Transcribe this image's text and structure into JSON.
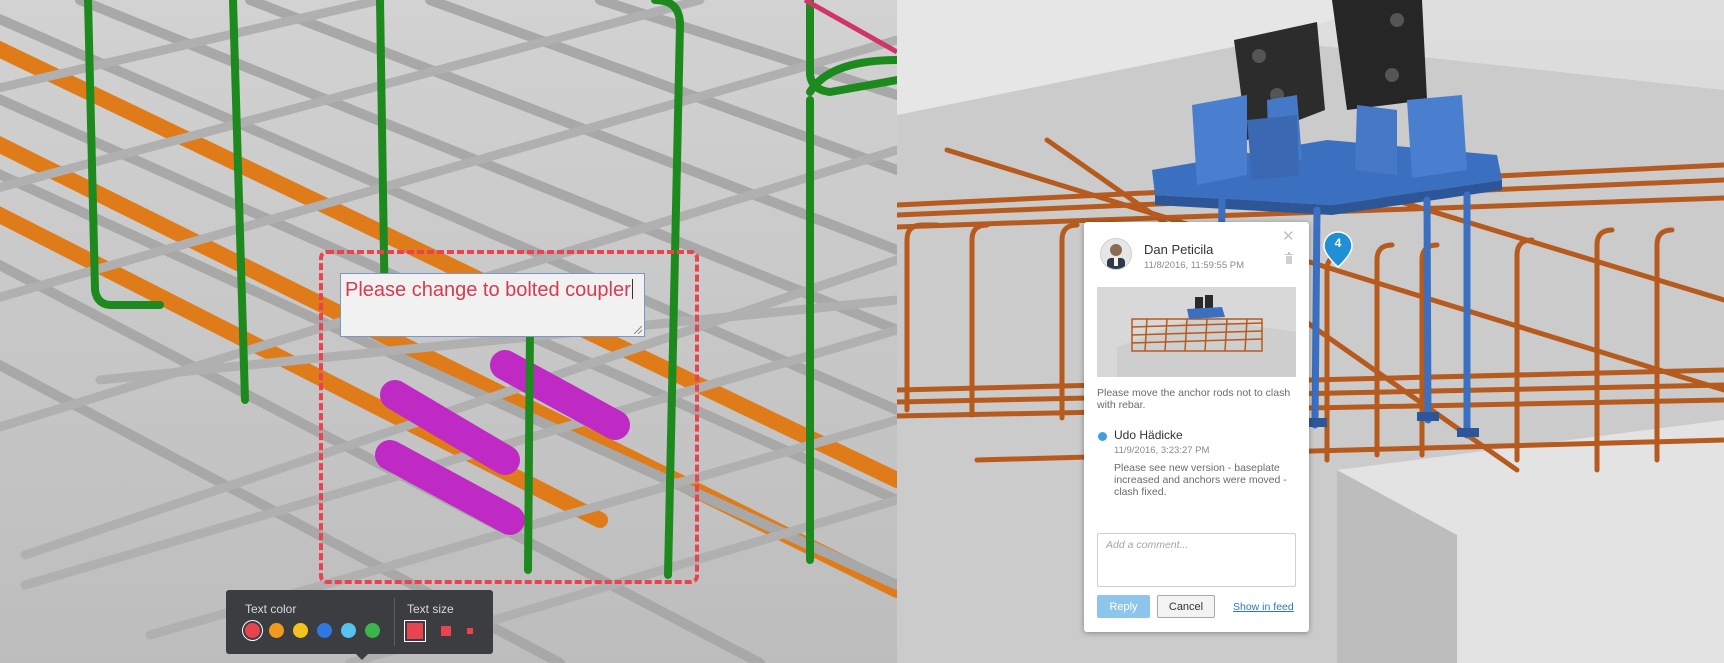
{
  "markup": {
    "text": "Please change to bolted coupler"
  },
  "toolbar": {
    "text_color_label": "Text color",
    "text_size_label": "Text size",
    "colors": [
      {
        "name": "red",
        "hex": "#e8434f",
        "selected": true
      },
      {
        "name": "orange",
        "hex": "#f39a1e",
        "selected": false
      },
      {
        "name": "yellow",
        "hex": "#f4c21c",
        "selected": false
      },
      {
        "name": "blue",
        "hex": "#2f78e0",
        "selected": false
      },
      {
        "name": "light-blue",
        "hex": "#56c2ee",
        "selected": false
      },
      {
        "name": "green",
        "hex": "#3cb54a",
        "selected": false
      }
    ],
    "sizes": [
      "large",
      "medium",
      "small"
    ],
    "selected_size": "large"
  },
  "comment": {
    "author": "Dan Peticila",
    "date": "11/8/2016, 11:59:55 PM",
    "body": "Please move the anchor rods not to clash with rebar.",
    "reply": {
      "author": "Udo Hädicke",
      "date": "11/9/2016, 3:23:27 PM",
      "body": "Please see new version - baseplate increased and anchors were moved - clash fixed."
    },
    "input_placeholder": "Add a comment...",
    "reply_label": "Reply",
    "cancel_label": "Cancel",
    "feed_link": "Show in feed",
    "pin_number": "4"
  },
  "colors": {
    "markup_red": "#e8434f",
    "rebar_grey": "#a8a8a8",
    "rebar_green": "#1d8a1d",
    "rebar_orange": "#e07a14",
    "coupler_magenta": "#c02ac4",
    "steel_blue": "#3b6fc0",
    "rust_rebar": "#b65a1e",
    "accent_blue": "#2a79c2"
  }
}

★ ★ ★ ★

Every entry above is to be set down exactly; the pictures are to be left out.

◆ **Response**:
Transcribe this image's text and structure into JSON.
{
  "markup": {
    "text": "Please change to bolted coupler"
  },
  "toolbar": {
    "text_color_label": "Text color",
    "text_size_label": "Text size",
    "colors": [
      {
        "name": "red",
        "hex": "#e8434f",
        "selected": true
      },
      {
        "name": "orange",
        "hex": "#f39a1e",
        "selected": false
      },
      {
        "name": "yellow",
        "hex": "#f4c21c",
        "selected": false
      },
      {
        "name": "blue",
        "hex": "#2f78e0",
        "selected": false
      },
      {
        "name": "light-blue",
        "hex": "#56c2ee",
        "selected": false
      },
      {
        "name": "green",
        "hex": "#3cb54a",
        "selected": false
      }
    ],
    "sizes": [
      "large",
      "medium",
      "small"
    ],
    "selected_size": "large"
  },
  "comment": {
    "author": "Dan Peticila",
    "date": "11/8/2016, 11:59:55 PM",
    "body": "Please move the anchor rods not to clash with rebar.",
    "reply": {
      "author": "Udo Hädicke",
      "date": "11/9/2016, 3:23:27 PM",
      "body": "Please see new version - baseplate increased and anchors were moved - clash fixed."
    },
    "input_placeholder": "Add a comment...",
    "reply_label": "Reply",
    "cancel_label": "Cancel",
    "feed_link": "Show in feed",
    "pin_number": "4"
  },
  "colors": {
    "markup_red": "#e8434f",
    "rebar_grey": "#a8a8a8",
    "rebar_green": "#1d8a1d",
    "rebar_orange": "#e07a14",
    "coupler_magenta": "#c02ac4",
    "steel_blue": "#3b6fc0",
    "rust_rebar": "#b65a1e",
    "accent_blue": "#2a79c2"
  }
}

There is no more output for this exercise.